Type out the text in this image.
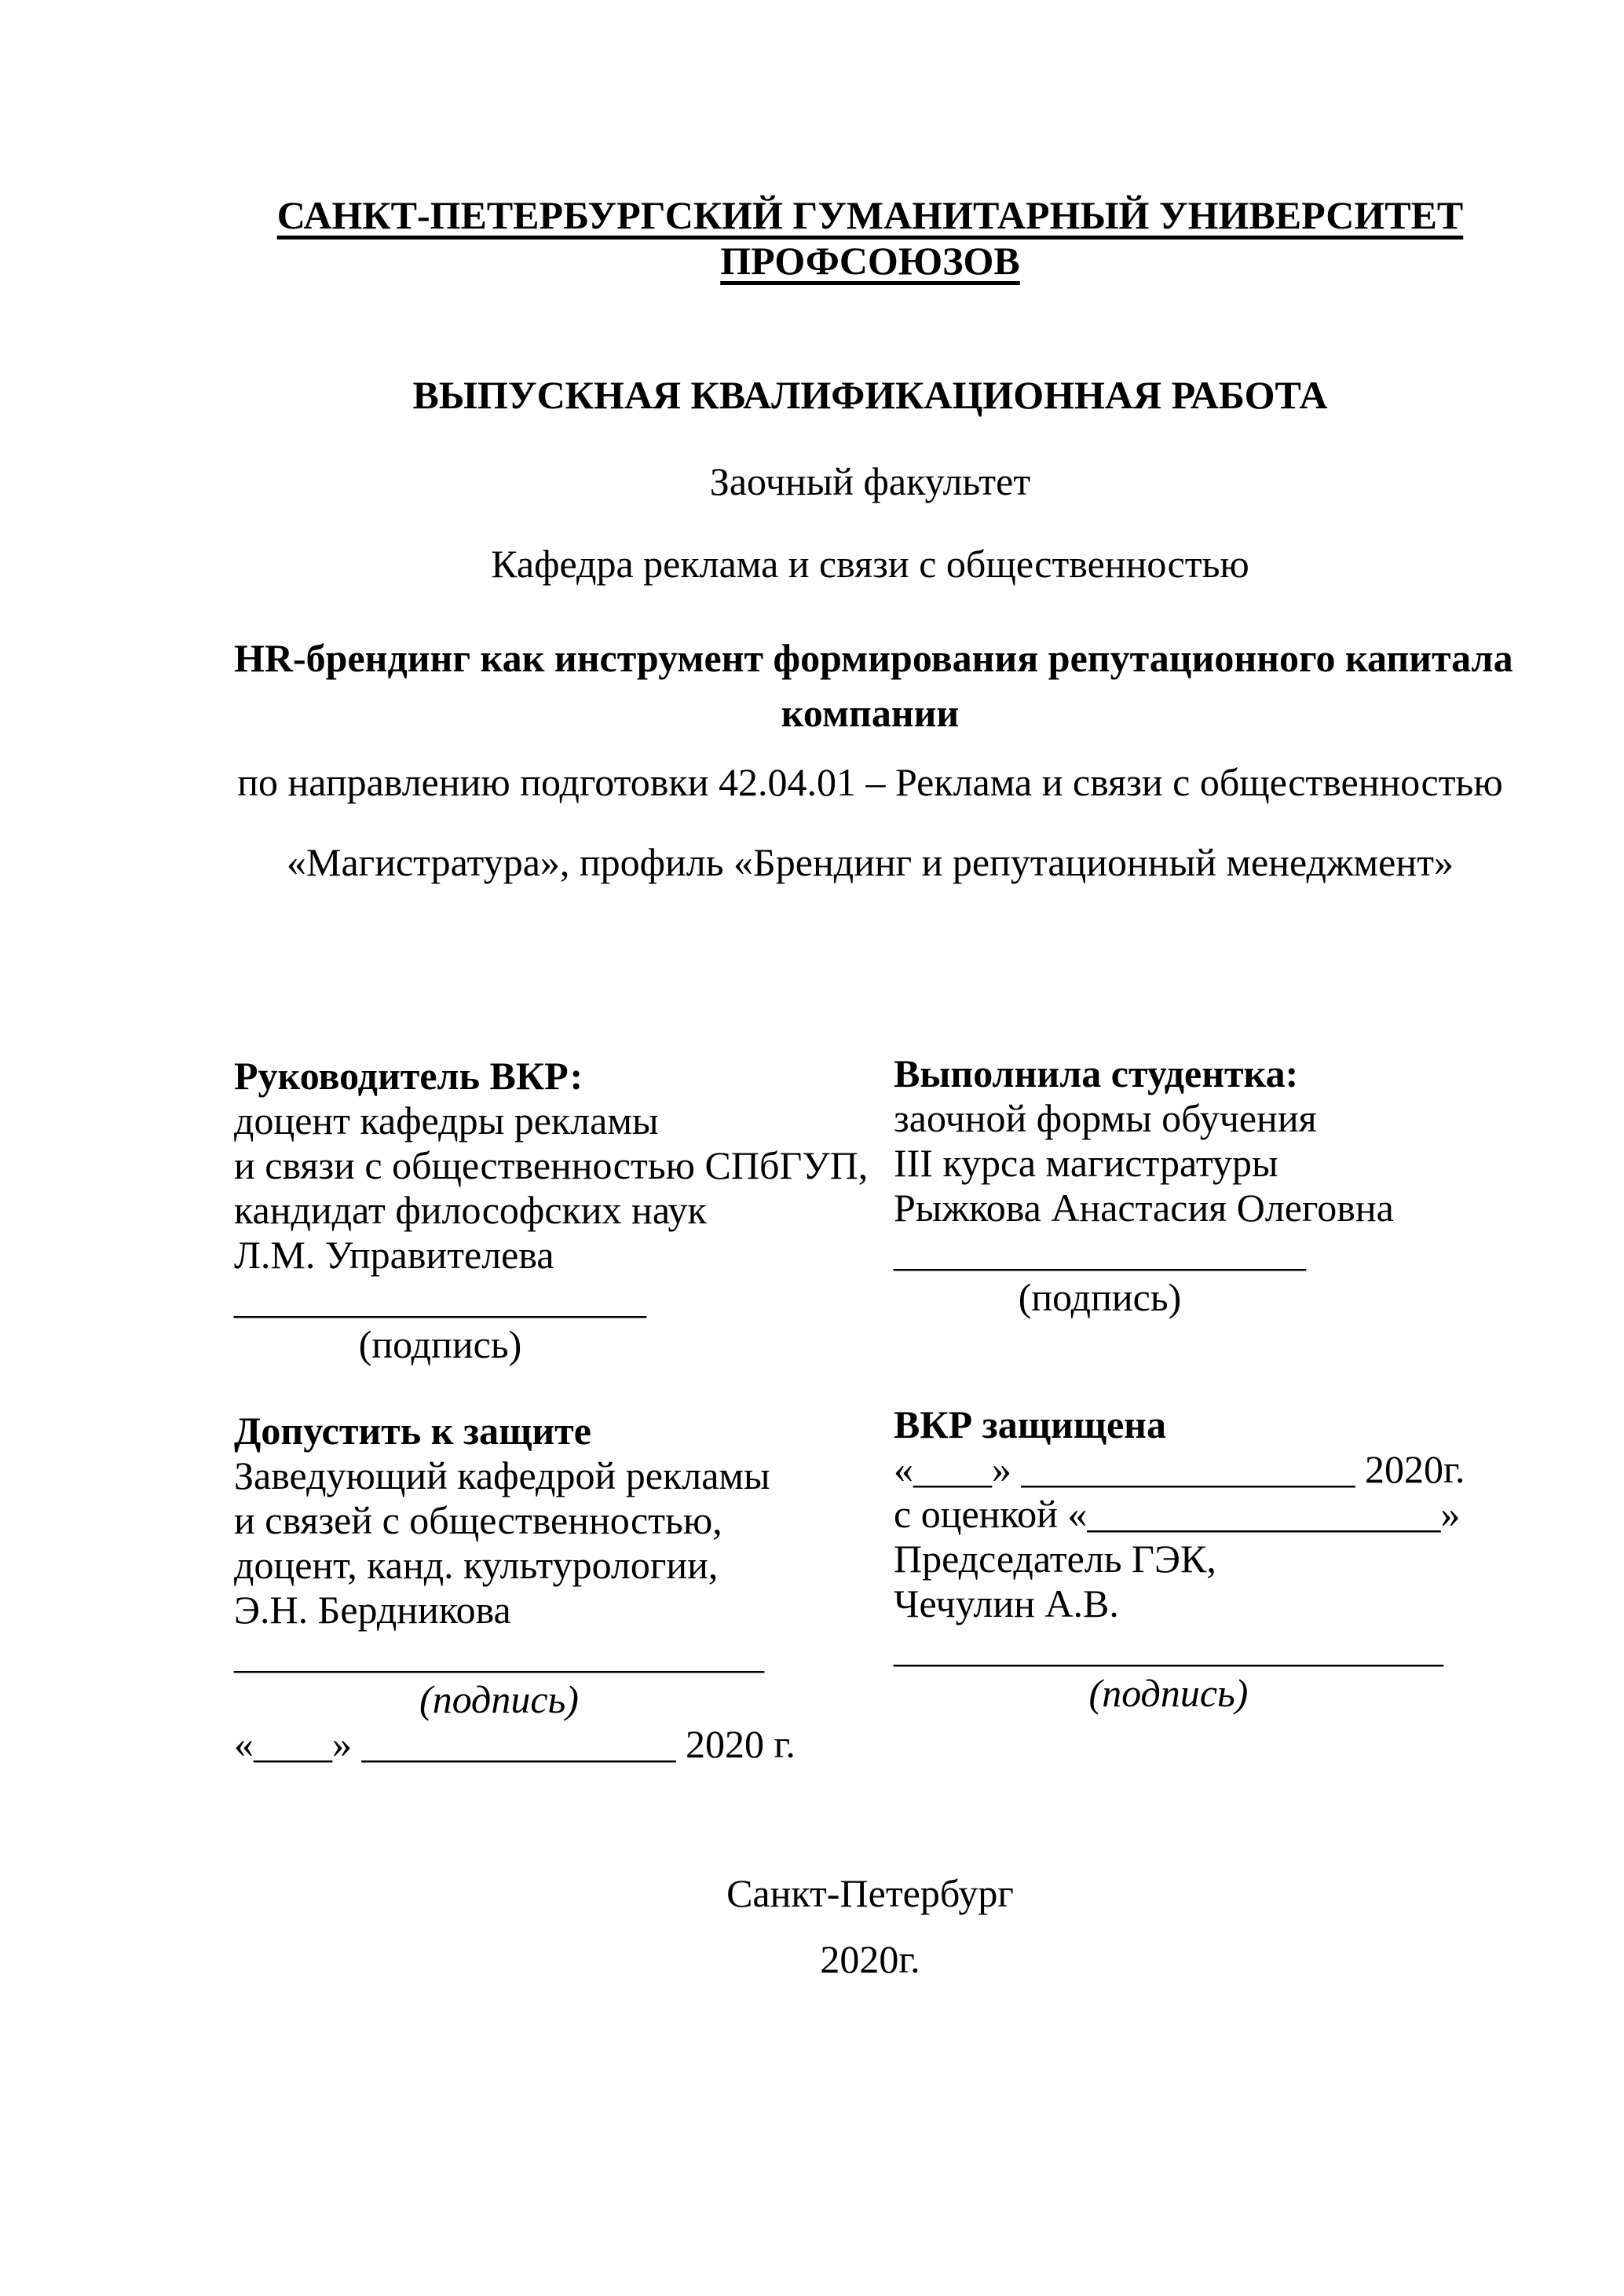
САНКТ-ПЕТЕРБУРГСКИЙ ГУМАНИТАРНЫЙ УНИВЕРСИТЕТ
ПРОФСОЮЗОВ
ВЫПУСКНАЯ КВАЛИФИКАЦИОННАЯ РАБОТА
Заочный факультет
Кафедра реклама и связи с общественностью
HR-брендинг как инструмент формирования репутационного капитала
компании
по направлению подготовки 42.04.01 – Реклама и связи с общественностью
«Магистратура», профиль «Брендинг и репутационный менеджмент»
Руководитель ВКР:
доцент кафедры рекламы
и связи с общественностью СПбГУП,
кандидат философских наук
Л.М. Управителева
_____________________
(подпись)
Выполнила студентка:
заочной формы обучения
III курса магистратуры
Рыжкова Анастасия Олеговна
_____________________
(подпись)
Допустить к защите
Заведующий кафедрой рекламы
и связей с общественностью,
доцент, канд. культурологии,
Э.Н. Бердникова
___________________________
(подпись)
«____» ________________ 2020 г.
ВКР защищена
«____» _________________ 2020г.
с оценкой «__________________»
Председатель ГЭК,
Чечулин А.В.
____________________________
(подпись)
Санкт-Петербург
2020г.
------------------------------------------------------------------------
Leave the pictures out and reproduce each record exactly as written.

Type out the text in this image.
САНКТ-ПЕТЕРБУРГСКИЙ ГУМАНИТАРНЫЙ УНИВЕРСИТЕТ
ПРОФСОЮЗОВ
ВЫПУСКНАЯ КВАЛИФИКАЦИОННАЯ РАБОТА
Заочный факультет
Кафедра реклама и связи с общественностью
HR-брендинг как инструмент формирования репутационного капитала
компании
по направлению подготовки 42.04.01 – Реклама и связи с общественностью
«Магистратура», профиль «Брендинг и репутационный менеджмент»
Руководитель ВКР:
доцент кафедры рекламы
и связи с общественностью СПбГУП,
кандидат философских наук
Л.М. Управителева
_____________________
(подпись)
Выполнила студентка:
заочной формы обучения
III курса магистратуры
Рыжкова Анастасия Олеговна
_____________________
(подпись)
Допустить к защите
Заведующий кафедрой рекламы
и связей с общественностью,
доцент, канд. культурологии,
Э.Н. Бердникова
___________________________
(подпись)
«____» ________________ 2020 г.
ВКР защищена
«____» _________________ 2020г.
с оценкой «__________________»
Председатель ГЭК,
Чечулин А.В.
____________________________
(подпись)
Санкт-Петербург
2020г.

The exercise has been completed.